> **Exercise**
Return each line of the listing that contains the string "houses".

> **Supplied material**
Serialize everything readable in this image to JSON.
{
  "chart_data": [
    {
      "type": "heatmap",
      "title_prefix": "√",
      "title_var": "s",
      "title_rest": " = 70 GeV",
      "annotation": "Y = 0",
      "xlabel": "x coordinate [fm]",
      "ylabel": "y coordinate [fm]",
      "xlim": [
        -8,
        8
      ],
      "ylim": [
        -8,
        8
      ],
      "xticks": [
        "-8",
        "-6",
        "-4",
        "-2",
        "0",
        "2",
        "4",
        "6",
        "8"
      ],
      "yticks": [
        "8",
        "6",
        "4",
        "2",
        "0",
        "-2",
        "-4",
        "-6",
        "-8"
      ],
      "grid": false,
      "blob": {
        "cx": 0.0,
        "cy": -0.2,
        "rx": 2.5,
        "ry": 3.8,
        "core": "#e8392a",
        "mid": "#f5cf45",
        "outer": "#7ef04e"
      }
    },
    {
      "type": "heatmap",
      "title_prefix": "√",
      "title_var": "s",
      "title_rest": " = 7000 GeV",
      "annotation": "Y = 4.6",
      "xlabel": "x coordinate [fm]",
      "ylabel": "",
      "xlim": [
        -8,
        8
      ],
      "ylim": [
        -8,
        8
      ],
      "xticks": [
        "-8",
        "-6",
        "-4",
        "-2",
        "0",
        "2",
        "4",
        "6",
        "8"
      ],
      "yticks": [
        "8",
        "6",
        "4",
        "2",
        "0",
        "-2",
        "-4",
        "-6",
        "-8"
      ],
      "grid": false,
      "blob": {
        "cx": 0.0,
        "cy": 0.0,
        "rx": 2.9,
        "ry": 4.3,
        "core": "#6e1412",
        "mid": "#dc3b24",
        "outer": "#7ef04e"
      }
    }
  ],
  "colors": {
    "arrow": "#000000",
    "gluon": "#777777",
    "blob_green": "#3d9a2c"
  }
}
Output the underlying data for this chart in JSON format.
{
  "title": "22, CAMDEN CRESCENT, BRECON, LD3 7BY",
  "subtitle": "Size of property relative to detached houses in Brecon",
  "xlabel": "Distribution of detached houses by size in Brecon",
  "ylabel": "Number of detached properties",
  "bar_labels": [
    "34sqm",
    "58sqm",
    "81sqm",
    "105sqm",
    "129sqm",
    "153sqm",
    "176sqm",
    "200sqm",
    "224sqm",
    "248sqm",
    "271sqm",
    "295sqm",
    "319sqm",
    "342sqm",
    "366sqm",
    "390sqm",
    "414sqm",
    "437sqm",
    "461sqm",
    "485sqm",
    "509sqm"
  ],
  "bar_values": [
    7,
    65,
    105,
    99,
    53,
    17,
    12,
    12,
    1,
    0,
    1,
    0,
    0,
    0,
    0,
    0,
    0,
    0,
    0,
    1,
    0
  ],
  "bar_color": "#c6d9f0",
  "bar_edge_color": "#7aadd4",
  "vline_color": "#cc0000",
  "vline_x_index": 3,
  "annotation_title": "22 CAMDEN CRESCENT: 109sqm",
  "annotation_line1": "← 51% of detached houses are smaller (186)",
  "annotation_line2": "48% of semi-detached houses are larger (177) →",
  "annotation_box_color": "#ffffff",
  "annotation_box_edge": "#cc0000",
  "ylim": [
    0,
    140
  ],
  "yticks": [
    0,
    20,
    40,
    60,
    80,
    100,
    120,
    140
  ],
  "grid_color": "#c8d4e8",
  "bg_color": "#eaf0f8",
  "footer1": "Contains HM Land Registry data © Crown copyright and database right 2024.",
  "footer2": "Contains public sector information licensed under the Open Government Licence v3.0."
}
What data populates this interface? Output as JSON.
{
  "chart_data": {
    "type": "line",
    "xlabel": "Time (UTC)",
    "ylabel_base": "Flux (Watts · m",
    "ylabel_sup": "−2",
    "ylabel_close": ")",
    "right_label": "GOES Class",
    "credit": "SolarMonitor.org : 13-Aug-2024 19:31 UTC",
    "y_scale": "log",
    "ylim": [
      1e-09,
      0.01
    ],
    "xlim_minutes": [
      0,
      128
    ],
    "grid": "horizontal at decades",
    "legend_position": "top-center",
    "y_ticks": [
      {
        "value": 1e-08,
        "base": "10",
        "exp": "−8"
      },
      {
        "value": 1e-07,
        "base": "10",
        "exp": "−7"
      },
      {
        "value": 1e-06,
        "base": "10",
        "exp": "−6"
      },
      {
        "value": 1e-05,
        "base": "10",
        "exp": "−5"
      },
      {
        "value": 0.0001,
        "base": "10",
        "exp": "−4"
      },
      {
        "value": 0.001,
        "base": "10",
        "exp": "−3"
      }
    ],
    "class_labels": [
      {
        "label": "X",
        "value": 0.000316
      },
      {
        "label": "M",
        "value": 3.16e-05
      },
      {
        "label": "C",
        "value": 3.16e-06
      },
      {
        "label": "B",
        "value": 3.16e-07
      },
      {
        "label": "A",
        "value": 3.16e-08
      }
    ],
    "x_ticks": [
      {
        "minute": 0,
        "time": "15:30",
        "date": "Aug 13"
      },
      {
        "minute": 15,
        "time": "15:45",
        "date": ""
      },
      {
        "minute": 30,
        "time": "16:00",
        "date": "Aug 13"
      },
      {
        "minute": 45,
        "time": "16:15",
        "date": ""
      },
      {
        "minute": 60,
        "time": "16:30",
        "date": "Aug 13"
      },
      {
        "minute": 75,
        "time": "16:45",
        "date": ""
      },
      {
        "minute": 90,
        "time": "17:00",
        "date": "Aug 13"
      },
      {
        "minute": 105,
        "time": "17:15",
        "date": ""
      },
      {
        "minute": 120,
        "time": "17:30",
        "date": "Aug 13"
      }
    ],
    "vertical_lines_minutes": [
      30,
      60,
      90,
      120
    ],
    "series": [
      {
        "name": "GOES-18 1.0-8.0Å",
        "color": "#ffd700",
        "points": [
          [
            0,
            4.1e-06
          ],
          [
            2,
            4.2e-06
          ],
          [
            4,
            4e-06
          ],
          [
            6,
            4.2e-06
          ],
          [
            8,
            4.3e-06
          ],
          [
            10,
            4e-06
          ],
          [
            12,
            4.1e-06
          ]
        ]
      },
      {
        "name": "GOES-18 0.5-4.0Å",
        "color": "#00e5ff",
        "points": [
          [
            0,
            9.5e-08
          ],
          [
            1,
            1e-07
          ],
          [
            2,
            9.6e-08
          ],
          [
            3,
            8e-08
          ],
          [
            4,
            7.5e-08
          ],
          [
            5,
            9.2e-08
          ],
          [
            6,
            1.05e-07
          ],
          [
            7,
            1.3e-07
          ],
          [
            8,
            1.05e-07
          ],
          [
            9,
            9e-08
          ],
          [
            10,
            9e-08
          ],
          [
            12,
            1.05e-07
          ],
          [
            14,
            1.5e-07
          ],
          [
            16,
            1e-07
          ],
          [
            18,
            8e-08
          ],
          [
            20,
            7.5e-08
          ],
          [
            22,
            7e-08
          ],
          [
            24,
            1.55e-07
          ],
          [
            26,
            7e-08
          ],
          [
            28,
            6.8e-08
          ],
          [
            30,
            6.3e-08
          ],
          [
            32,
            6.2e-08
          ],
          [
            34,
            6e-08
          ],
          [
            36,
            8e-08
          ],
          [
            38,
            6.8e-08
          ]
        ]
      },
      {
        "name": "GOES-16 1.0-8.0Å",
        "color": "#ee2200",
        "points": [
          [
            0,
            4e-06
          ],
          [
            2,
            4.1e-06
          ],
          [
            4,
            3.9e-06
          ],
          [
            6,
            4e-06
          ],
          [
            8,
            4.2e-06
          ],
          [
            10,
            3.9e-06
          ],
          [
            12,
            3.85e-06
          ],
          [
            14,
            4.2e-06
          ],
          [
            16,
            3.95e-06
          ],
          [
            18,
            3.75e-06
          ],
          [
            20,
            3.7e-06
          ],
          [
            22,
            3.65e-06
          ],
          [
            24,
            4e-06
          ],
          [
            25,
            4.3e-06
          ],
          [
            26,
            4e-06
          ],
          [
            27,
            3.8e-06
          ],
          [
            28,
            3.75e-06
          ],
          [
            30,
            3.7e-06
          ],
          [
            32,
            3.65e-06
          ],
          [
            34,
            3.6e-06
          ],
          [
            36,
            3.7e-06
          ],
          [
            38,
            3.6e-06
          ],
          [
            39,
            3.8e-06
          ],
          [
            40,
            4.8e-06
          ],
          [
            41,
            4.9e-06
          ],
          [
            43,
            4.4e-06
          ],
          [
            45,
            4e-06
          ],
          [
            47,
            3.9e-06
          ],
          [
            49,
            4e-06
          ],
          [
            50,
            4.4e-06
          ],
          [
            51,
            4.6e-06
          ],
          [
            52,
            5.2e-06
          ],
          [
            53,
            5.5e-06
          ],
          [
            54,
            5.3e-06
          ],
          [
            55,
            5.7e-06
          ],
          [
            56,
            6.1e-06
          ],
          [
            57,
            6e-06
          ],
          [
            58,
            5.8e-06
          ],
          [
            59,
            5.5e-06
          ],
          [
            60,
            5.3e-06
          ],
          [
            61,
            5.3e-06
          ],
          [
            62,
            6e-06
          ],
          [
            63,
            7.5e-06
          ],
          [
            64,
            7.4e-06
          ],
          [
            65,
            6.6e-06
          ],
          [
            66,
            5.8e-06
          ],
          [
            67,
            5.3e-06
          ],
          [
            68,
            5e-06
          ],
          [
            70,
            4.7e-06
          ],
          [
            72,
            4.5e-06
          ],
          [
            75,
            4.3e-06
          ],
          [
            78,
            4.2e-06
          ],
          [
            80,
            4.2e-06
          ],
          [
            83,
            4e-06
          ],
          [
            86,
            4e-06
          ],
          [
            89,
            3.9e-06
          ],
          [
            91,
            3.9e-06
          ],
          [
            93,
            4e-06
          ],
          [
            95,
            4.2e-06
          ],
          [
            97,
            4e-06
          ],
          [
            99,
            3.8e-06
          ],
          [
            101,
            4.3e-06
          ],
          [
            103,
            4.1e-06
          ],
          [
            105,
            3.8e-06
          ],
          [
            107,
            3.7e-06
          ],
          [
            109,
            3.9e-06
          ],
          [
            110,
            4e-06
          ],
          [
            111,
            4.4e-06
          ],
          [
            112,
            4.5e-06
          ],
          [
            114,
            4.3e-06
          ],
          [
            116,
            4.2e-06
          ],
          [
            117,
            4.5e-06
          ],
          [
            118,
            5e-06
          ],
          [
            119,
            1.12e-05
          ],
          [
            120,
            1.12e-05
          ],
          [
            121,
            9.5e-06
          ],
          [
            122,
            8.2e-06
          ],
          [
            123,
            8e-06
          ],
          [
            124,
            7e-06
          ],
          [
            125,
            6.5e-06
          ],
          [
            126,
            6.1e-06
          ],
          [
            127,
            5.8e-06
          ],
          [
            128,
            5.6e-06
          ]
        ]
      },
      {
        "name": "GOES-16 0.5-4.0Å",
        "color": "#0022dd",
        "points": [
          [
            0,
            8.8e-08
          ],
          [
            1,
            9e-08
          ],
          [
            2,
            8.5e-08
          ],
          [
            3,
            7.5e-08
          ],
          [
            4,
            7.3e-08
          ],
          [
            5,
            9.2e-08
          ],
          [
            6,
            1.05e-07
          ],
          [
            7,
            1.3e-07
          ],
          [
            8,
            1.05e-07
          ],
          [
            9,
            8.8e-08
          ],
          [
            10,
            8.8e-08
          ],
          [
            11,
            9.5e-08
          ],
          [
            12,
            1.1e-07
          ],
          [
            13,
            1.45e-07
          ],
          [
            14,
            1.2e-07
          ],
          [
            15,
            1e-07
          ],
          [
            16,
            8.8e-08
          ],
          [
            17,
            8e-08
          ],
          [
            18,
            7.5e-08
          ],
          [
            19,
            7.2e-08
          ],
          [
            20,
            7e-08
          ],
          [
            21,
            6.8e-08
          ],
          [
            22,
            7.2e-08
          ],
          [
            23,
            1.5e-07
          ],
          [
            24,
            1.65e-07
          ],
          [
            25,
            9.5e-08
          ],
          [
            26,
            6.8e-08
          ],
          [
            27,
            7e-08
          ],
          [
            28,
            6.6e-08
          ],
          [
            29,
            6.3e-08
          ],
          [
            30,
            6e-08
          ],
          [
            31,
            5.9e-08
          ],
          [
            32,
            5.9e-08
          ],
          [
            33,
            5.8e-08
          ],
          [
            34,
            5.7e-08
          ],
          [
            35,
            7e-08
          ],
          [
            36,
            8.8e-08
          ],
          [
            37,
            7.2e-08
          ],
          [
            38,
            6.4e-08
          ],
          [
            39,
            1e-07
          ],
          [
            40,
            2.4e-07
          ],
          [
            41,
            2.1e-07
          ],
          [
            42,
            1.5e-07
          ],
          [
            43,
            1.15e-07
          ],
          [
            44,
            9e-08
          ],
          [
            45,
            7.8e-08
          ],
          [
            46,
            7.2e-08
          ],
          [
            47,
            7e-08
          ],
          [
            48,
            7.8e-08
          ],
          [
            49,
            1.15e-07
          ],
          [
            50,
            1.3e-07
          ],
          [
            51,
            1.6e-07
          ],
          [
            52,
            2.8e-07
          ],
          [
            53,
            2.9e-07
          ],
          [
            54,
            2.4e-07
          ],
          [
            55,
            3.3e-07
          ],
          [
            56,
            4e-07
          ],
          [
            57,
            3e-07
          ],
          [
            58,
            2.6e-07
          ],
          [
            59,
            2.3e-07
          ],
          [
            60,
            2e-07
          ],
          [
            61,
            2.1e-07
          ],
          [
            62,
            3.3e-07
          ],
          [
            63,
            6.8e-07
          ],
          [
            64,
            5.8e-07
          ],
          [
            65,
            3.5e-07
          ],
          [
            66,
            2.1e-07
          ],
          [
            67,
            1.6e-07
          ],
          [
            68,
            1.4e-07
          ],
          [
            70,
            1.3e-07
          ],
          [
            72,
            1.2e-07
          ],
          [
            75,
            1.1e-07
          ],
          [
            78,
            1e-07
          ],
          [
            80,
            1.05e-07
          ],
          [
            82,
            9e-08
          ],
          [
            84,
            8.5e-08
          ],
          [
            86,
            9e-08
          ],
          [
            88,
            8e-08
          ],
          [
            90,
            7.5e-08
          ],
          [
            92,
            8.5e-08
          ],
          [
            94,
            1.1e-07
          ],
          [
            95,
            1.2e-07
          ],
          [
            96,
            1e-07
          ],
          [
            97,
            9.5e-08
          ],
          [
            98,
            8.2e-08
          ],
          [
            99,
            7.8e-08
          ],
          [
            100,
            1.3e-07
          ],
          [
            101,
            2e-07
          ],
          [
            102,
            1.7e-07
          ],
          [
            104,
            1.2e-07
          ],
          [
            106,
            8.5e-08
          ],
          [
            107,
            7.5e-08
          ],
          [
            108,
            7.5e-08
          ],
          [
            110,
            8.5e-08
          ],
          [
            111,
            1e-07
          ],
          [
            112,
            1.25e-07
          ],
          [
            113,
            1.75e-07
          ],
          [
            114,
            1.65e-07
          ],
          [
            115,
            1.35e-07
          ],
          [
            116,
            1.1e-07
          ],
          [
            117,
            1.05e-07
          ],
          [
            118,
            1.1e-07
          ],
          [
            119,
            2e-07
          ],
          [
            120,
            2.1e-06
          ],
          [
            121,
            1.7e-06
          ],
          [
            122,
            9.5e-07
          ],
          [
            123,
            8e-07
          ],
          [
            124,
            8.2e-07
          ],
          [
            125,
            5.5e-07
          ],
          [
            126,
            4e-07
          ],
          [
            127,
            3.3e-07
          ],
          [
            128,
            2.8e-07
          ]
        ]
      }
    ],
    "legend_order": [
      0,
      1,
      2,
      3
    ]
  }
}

> **Task output**
  "subtitle": "Size of property relative to detached houses in Brecon",
  "xlabel": "Distribution of detached houses by size in Brecon",
  "annotation_line1": "← 51% of detached houses are smaller (186)",
  "annotation_line2": "48% of semi-detached houses are larger (177) →",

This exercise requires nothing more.